### [AIM]
Go through the records line by line and work out how many lines hold the word "amount". Answer with the number only.
[BEGIN]
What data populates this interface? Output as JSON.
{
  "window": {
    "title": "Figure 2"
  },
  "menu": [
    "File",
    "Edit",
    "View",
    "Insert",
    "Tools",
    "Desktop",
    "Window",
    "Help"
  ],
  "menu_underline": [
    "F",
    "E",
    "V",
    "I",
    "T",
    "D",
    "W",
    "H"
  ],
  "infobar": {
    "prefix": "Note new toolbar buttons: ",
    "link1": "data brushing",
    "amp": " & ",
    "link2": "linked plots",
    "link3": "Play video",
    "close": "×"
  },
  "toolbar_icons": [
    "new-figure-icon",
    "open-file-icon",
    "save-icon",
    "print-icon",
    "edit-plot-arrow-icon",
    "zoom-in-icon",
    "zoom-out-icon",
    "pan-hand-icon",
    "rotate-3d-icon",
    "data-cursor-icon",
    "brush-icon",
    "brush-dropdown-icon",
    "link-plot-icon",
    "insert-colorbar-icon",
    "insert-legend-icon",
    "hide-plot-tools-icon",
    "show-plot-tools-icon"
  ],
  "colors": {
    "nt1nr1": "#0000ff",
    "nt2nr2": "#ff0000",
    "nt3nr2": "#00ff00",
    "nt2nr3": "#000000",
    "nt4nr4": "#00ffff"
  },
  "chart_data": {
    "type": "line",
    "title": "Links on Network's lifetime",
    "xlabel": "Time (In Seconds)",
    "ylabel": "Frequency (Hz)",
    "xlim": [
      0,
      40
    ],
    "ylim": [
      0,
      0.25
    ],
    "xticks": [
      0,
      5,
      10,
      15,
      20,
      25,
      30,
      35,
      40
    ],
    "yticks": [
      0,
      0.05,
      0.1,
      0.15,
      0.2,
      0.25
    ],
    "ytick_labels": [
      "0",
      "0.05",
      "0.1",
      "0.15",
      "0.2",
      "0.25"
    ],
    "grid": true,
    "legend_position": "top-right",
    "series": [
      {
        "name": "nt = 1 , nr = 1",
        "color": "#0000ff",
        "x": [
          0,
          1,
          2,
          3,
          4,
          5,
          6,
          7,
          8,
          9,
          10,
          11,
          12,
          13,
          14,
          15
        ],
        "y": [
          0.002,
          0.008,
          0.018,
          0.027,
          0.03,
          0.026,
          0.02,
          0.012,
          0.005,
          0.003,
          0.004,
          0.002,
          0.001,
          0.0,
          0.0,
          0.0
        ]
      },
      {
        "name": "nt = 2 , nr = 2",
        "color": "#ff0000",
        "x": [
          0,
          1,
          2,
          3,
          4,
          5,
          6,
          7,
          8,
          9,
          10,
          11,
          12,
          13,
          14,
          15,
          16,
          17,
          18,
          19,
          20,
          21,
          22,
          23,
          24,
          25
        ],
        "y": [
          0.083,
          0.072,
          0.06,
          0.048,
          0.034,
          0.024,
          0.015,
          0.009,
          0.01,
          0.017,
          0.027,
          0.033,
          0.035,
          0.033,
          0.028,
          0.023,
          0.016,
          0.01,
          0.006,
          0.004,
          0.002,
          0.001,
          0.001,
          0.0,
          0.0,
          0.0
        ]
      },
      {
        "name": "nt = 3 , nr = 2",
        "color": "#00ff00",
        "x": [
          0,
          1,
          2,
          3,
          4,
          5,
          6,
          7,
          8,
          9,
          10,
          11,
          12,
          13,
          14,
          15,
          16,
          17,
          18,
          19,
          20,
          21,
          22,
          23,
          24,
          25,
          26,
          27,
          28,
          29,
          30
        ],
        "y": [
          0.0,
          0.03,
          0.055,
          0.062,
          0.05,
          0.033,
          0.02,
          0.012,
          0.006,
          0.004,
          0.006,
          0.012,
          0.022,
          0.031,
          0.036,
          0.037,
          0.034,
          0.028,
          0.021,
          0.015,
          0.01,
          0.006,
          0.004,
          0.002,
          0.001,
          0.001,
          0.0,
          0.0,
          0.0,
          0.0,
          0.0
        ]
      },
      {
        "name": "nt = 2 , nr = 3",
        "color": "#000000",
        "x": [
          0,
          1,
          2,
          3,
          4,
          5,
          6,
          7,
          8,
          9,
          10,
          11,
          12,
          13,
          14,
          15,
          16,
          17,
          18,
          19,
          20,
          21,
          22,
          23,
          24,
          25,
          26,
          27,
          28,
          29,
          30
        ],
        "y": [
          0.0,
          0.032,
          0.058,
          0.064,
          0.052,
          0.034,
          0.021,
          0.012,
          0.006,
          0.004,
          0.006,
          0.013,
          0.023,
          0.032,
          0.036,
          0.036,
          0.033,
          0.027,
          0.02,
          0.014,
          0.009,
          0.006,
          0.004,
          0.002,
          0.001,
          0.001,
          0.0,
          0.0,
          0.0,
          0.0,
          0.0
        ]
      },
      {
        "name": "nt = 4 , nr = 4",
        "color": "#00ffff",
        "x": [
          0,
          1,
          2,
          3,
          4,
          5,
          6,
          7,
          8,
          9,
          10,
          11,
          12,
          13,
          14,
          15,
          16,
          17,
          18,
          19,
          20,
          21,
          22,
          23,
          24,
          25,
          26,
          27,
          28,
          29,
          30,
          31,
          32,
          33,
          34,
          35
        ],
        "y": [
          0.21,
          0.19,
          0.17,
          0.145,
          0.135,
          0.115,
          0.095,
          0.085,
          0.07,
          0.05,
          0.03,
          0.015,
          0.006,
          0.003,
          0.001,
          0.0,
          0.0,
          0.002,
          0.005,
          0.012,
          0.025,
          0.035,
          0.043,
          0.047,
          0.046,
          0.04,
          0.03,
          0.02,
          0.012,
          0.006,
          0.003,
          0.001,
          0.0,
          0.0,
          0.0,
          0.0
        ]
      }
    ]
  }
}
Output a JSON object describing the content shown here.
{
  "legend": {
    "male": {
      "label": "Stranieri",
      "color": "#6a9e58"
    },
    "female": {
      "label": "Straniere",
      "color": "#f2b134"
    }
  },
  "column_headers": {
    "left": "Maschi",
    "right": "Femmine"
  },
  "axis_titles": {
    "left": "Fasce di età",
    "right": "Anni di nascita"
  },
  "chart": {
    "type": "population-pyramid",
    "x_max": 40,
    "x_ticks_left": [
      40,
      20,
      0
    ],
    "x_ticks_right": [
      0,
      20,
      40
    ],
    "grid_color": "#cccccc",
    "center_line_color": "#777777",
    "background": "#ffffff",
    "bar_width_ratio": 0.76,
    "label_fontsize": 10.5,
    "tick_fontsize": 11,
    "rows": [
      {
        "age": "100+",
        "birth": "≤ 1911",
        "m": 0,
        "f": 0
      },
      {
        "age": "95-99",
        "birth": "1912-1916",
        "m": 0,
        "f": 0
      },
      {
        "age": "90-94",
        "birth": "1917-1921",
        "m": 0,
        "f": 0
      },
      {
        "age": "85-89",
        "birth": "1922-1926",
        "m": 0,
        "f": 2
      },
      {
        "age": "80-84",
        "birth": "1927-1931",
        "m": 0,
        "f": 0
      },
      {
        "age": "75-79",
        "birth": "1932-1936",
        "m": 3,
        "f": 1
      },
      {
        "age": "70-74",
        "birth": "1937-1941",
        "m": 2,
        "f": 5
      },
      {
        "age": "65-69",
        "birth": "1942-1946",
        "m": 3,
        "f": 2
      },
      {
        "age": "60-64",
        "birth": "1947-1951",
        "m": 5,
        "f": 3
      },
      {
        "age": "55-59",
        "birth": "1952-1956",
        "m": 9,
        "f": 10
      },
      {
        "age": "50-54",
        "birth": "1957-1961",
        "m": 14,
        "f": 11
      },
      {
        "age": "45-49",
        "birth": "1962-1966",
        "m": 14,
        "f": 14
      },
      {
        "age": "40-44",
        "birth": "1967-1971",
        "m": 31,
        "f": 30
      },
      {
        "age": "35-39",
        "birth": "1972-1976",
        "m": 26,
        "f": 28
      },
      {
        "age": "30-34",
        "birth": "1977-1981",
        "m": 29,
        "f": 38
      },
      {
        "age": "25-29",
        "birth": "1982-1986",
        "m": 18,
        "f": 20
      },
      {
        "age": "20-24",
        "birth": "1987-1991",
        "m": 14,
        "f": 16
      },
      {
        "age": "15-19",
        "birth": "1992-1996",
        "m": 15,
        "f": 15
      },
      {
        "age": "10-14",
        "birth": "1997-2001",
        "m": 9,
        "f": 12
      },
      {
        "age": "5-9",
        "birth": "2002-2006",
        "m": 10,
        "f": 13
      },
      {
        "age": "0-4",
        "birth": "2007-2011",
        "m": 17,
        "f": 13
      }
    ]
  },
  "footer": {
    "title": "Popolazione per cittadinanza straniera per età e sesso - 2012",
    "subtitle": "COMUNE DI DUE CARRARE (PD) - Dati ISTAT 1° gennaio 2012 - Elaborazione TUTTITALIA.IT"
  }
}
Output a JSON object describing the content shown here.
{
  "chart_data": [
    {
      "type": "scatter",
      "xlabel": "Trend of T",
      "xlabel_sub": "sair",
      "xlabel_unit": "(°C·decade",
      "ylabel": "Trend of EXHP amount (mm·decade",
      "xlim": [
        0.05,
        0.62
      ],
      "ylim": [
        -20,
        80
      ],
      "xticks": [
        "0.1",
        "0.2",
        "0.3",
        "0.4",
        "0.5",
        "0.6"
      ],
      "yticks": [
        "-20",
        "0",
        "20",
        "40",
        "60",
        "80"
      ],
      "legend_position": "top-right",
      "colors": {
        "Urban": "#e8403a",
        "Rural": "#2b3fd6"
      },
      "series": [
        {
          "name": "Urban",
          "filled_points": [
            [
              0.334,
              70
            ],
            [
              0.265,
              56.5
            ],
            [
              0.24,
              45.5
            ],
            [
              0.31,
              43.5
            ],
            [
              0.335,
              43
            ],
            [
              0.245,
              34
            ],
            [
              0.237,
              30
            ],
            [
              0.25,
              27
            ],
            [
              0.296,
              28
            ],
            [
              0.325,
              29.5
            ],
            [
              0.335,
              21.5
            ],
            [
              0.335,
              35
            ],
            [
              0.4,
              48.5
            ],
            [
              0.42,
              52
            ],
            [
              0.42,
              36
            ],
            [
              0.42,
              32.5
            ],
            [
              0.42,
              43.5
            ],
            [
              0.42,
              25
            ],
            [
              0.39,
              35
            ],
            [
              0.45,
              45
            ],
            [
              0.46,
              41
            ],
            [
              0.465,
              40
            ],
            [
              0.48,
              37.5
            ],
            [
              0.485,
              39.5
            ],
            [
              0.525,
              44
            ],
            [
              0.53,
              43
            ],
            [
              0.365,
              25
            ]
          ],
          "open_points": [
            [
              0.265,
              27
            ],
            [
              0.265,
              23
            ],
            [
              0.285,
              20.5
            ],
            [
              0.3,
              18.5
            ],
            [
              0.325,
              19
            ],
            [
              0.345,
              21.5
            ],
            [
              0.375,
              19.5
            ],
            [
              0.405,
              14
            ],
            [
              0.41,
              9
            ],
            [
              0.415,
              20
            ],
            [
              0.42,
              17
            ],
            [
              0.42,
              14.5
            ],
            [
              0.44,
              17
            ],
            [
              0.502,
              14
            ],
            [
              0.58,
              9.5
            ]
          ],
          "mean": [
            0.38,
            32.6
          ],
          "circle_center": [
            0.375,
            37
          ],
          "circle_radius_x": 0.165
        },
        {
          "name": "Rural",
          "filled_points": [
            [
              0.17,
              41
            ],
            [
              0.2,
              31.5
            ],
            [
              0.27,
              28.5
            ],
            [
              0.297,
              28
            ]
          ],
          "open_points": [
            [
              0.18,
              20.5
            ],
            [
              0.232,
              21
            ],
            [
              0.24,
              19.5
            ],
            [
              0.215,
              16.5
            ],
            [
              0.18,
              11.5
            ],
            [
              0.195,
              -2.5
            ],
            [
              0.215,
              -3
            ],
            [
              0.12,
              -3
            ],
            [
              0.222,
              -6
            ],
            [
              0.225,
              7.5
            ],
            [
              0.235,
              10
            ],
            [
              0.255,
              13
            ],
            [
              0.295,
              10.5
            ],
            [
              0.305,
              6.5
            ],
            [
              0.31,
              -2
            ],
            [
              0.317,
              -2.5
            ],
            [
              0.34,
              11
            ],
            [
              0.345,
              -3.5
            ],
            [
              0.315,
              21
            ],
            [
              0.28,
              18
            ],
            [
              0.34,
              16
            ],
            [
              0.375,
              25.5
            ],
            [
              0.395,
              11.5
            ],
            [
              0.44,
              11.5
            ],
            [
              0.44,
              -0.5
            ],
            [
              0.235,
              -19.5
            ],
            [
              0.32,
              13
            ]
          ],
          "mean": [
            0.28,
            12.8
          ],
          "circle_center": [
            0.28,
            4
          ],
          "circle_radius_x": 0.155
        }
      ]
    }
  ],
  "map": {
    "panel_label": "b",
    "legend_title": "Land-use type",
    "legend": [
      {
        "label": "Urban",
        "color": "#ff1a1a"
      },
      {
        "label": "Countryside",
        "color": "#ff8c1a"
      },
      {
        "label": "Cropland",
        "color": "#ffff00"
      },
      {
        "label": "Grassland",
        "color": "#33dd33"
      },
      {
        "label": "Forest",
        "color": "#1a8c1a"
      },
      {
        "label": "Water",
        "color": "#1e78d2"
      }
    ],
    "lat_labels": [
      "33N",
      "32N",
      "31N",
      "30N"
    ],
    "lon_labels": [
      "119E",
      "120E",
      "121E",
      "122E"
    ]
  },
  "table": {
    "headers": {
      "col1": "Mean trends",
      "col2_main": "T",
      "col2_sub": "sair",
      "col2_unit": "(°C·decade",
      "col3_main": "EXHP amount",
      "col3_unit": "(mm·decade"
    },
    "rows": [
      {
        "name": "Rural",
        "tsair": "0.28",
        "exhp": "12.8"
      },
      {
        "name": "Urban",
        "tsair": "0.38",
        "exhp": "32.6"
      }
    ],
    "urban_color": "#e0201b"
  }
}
[END]
### [SOLUTION]
2